==== Exercise materials

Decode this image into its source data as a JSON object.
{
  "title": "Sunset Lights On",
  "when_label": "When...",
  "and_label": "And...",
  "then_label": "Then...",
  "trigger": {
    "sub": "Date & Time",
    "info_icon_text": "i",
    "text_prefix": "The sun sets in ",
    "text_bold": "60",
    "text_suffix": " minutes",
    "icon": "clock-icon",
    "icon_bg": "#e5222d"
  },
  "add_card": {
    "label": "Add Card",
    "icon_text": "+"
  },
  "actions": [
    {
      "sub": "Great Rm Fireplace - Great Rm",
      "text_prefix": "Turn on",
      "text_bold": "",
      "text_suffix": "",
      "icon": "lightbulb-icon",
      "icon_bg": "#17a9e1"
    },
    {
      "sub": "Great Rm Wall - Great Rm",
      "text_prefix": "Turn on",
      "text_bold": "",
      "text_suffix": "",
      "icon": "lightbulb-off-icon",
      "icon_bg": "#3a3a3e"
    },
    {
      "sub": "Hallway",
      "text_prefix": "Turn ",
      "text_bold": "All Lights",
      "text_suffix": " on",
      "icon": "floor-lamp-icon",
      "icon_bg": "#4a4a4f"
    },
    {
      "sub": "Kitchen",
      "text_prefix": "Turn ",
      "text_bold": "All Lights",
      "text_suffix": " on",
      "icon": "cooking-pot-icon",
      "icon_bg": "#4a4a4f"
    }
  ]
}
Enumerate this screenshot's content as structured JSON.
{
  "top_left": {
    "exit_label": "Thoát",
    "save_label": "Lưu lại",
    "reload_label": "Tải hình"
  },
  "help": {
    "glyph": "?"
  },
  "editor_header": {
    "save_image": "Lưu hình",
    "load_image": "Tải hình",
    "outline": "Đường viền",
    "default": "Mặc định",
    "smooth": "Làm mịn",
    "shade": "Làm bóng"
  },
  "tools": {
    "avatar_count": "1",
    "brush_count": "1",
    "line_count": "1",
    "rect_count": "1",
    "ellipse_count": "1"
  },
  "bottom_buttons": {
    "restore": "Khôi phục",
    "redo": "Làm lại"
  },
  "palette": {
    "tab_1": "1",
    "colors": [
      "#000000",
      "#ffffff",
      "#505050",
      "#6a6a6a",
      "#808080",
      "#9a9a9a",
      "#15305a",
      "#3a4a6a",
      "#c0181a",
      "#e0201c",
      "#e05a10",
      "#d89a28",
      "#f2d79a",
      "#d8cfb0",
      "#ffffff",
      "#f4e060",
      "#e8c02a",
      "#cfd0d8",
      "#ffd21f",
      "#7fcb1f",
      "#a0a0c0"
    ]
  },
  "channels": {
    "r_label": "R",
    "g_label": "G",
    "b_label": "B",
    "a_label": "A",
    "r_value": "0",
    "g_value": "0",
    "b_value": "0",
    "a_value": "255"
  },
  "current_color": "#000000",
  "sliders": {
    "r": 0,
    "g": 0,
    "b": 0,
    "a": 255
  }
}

========

**Exercise**.
Which lines hold the string "Great"? Copy all of them from the data above.

**Result of the task**.
      "sub": "Great Rm Fireplace - Great Rm",
      "sub": "Great Rm Wall - Great Rm",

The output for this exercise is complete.